** Start **

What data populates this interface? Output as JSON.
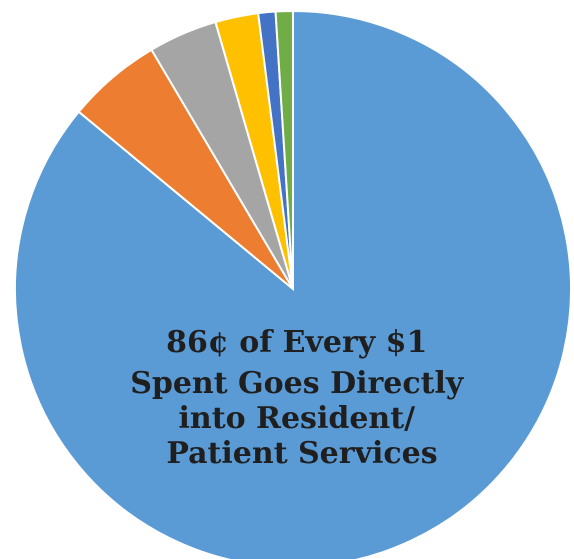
{
  "chart_data": {
    "type": "pie",
    "start_angle_deg": 0,
    "direction": "clockwise",
    "slices": [
      {
        "value": 86,
        "color": "#5b9bd5"
      },
      {
        "value": 5.5,
        "color": "#ed7d31"
      },
      {
        "value": 4,
        "color": "#a5a5a5"
      },
      {
        "value": 2.5,
        "color": "#ffc000"
      },
      {
        "value": 1,
        "color": "#4472c4"
      },
      {
        "value": 1,
        "color": "#70ad47"
      }
    ],
    "annotation_lines": [
      "86¢ of Every $1",
      "Spent Goes Directly",
      "into Resident/",
      "Patient Services"
    ]
  }
}
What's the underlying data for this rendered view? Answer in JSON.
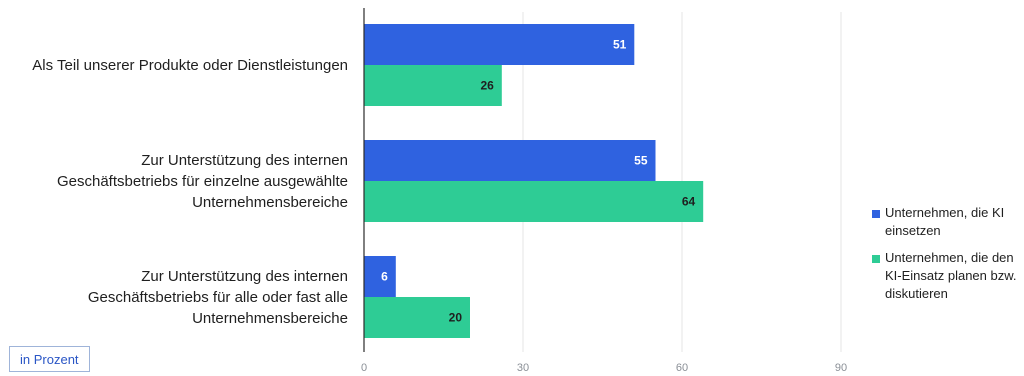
{
  "unit_label": "in Prozent",
  "colors": {
    "series1": "#2f62e0",
    "series2": "#2ecc95",
    "grid": "#e6e6e6",
    "axis": "#2b2b2b"
  },
  "chart_data": {
    "type": "bar",
    "orientation": "horizontal",
    "categories": [
      [
        "Als Teil unserer Produkte oder Dienstleistungen"
      ],
      [
        "Zur Unterstützung des internen",
        "Geschäftsbetriebs für einzelne ausgewählte",
        "Unternehmensbereiche"
      ],
      [
        "Zur Unterstützung des internen",
        "Geschäftsbetriebs für alle oder fast alle",
        "Unternehmensbereiche"
      ]
    ],
    "series": [
      {
        "name": "Unternehmen, die KI einsetzen",
        "values": [
          51,
          55,
          6
        ]
      },
      {
        "name": "Unternehmen, die den KI-Einsatz planen bzw. diskutieren",
        "values": [
          26,
          64,
          20
        ]
      }
    ],
    "xlim": [
      0,
      90
    ],
    "xticks": [
      "0",
      "30",
      "60",
      "90"
    ],
    "grid": true,
    "legend_position": "right"
  }
}
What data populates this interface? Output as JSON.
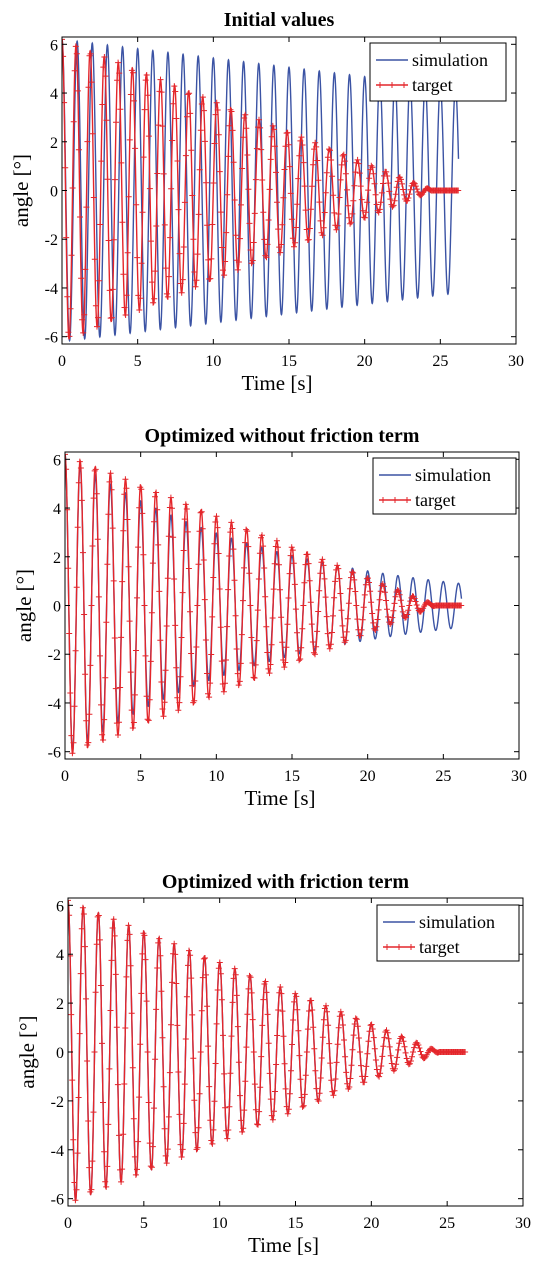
{
  "colors": {
    "simulation": "#3b53a4",
    "target": "#e4262b",
    "axis": "#000000",
    "background": "#ffffff"
  },
  "chart_data": [
    {
      "type": "line",
      "title": "Initial values",
      "xlabel": "Time [s]",
      "ylabel": "angle [°]",
      "xlim": [
        0,
        30
      ],
      "ylim": [
        -6.3,
        6.3
      ],
      "xticks": [
        0,
        5,
        10,
        15,
        20,
        25,
        30
      ],
      "yticks": [
        -6,
        -4,
        -2,
        0,
        2,
        4,
        6
      ],
      "legend": {
        "position": "top-right",
        "entries": [
          "simulation",
          "target"
        ]
      },
      "series": [
        {
          "name": "simulation",
          "marker": "none",
          "amplitude_start": 6.2,
          "amplitude_end": 4.2,
          "decay": "linear",
          "period": 1.0,
          "t_start": 0,
          "t_end": 26.2
        },
        {
          "name": "target",
          "marker": "+",
          "amplitude_start": 6.2,
          "amplitude_end": 0.0,
          "decay_end_time": 24.5,
          "decay": "linear",
          "period": 0.93,
          "t_start": 0,
          "t_end": 26.2
        }
      ]
    },
    {
      "type": "line",
      "title": "Optimized without friction term",
      "xlabel": "Time [s]",
      "ylabel": "angle [°]",
      "xlim": [
        0,
        30
      ],
      "ylim": [
        -6.3,
        6.3
      ],
      "xticks": [
        0,
        5,
        10,
        15,
        20,
        25,
        30
      ],
      "yticks": [
        -6,
        -4,
        -2,
        0,
        2,
        4,
        6
      ],
      "legend": {
        "position": "top-right",
        "entries": [
          "simulation",
          "target"
        ]
      },
      "series": [
        {
          "name": "simulation",
          "marker": "none",
          "amplitude_start": 6.2,
          "amplitude_end": 0.9,
          "decay": "exponential",
          "period": 1.0,
          "t_start": 0,
          "t_end": 26.2
        },
        {
          "name": "target",
          "marker": "+",
          "amplitude_start": 6.2,
          "amplitude_end": 0.0,
          "decay_end_time": 24.5,
          "decay": "linear",
          "period": 1.0,
          "t_start": 0,
          "t_end": 26.2
        }
      ]
    },
    {
      "type": "line",
      "title": "Optimized with friction term",
      "xlabel": "Time [s]",
      "ylabel": "angle [°]",
      "xlim": [
        0,
        30
      ],
      "ylim": [
        -6.3,
        6.3
      ],
      "xticks": [
        0,
        5,
        10,
        15,
        20,
        25,
        30
      ],
      "yticks": [
        -6,
        -4,
        -2,
        0,
        2,
        4,
        6
      ],
      "legend": {
        "position": "top-right",
        "entries": [
          "simulation",
          "target"
        ]
      },
      "series": [
        {
          "name": "simulation",
          "marker": "none",
          "amplitude_start": 6.2,
          "amplitude_end": 0.0,
          "decay_end_time": 24.5,
          "decay": "linear",
          "period": 1.0,
          "t_start": 0,
          "t_end": 26.2
        },
        {
          "name": "target",
          "marker": "+",
          "amplitude_start": 6.2,
          "amplitude_end": 0.0,
          "decay_end_time": 24.5,
          "decay": "linear",
          "period": 1.0,
          "t_start": 0,
          "t_end": 26.2
        }
      ]
    }
  ]
}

** End **

*What is asked:* Give an exact copy of the material, leaving out every picture.

*Written answer:*
What data populates this interface? Output as JSON.
{
  "chart_data": {
    "type": "pie",
    "start_angle_deg": 0,
    "direction": "clockwise",
    "slices": [
      {
        "value": 86,
        "color": "#5b9bd5"
      },
      {
        "value": 5.5,
        "color": "#ed7d31"
      },
      {
        "value": 4,
        "color": "#a5a5a5"
      },
      {
        "value": 2.5,
        "color": "#ffc000"
      },
      {
        "value": 1,
        "color": "#4472c4"
      },
      {
        "value": 1,
        "color": "#70ad47"
      }
    ],
    "annotation_lines": [
      "86¢ of Every $1",
      "Spent Goes Directly",
      "into Resident/",
      "Patient Services"
    ]
  }
}
What's the underlying data for this rendered view? Answer in JSON.
{
  "unit_label": "in Prozent",
  "colors": {
    "series1": "#2f62e0",
    "series2": "#2ecc95",
    "grid": "#e6e6e6",
    "axis": "#2b2b2b"
  },
  "chart_data": {
    "type": "bar",
    "orientation": "horizontal",
    "categories": [
      [
        "Als Teil unserer Produkte oder Dienstleistungen"
      ],
      [
        "Zur Unterstützung des internen",
        "Geschäftsbetriebs für einzelne ausgewählte",
        "Unternehmensbereiche"
      ],
      [
        "Zur Unterstützung des internen",
        "Geschäftsbetriebs für alle oder fast alle",
        "Unternehmensbereiche"
      ]
    ],
    "series": [
      {
        "name": "Unternehmen, die KI einsetzen",
        "values": [
          51,
          55,
          6
        ]
      },
      {
        "name": "Unternehmen, die den KI-Einsatz planen bzw. diskutieren",
        "values": [
          26,
          64,
          20
        ]
      }
    ],
    "xlim": [
      0,
      90
    ],
    "xticks": [
      "0",
      "30",
      "60",
      "90"
    ],
    "grid": true,
    "legend_position": "right"
  }
}
What data populates this interface? Output as JSON.
{
  "colors": {
    "simulation": "#3b53a4",
    "target": "#e4262b",
    "axis": "#000000",
    "background": "#ffffff"
  },
  "chart_data": [
    {
      "type": "line",
      "title": "Initial values",
      "xlabel": "Time [s]",
      "ylabel": "angle [°]",
      "xlim": [
        0,
        30
      ],
      "ylim": [
        -6.3,
        6.3
      ],
      "xticks": [
        0,
        5,
        10,
        15,
        20,
        25,
        30
      ],
      "yticks": [
        -6,
        -4,
        -2,
        0,
        2,
        4,
        6
      ],
      "legend": {
        "position": "top-right",
        "entries": [
          "simulation",
          "target"
        ]
      },
      "series": [
        {
          "name": "simulation",
          "marker": "none",
          "amplitude_start": 6.2,
          "amplitude_end": 4.2,
          "decay": "linear",
          "period": 1.0,
          "t_start": 0,
          "t_end": 26.2
        },
        {
          "name": "target",
          "marker": "+",
          "amplitude_start": 6.2,
          "amplitude_end": 0.0,
          "decay_end_time": 24.5,
          "decay": "linear",
          "period": 0.93,
          "t_start": 0,
          "t_end": 26.2
        }
      ]
    },
    {
      "type": "line",
      "title": "Optimized without friction term",
      "xlabel": "Time [s]",
      "ylabel": "angle [°]",
      "xlim": [
        0,
        30
      ],
      "ylim": [
        -6.3,
        6.3
      ],
      "xticks": [
        0,
        5,
        10,
        15,
        20,
        25,
        30
      ],
      "yticks": [
        -6,
        -4,
        -2,
        0,
        2,
        4,
        6
      ],
      "legend": {
        "position": "top-right",
        "entries": [
          "simulation",
          "target"
        ]
      },
      "series": [
        {
          "name": "simulation",
          "marker": "none",
          "amplitude_start": 6.2,
          "amplitude_end": 0.9,
          "decay": "exponential",
          "period": 1.0,
          "t_start": 0,
          "t_end": 26.2
        },
        {
          "name": "target",
          "marker": "+",
          "amplitude_start": 6.2,
          "amplitude_end": 0.0,
          "decay_end_time": 24.5,
          "decay": "linear",
          "period": 1.0,
          "t_start": 0,
          "t_end": 26.2
        }
      ]
    },
    {
      "type": "line",
      "title": "Optimized with friction term",
      "xlabel": "Time [s]",
      "ylabel": "angle [°]",
      "xlim": [
        0,
        30
      ],
      "ylim": [
        -6.3,
        6.3
      ],
      "xticks": [
        0,
        5,
        10,
        15,
        20,
        25,
        30
      ],
      "yticks": [
        -6,
        -4,
        -2,
        0,
        2,
        4,
        6
      ],
      "legend": {
        "position": "top-right",
        "entries": [
          "simulation",
          "target"
        ]
      },
      "series": [
        {
          "name": "simulation",
          "marker": "none",
          "amplitude_start": 6.2,
          "amplitude_end": 0.0,
          "decay_end_time": 24.5,
          "decay": "linear",
          "period": 1.0,
          "t_start": 0,
          "t_end": 26.2
        },
        {
          "name": "target",
          "marker": "+",
          "amplitude_start": 6.2,
          "amplitude_end": 0.0,
          "decay_end_time": 24.5,
          "decay": "linear",
          "period": 1.0,
          "t_start": 0,
          "t_end": 26.2
        }
      ]
    }
  ]
}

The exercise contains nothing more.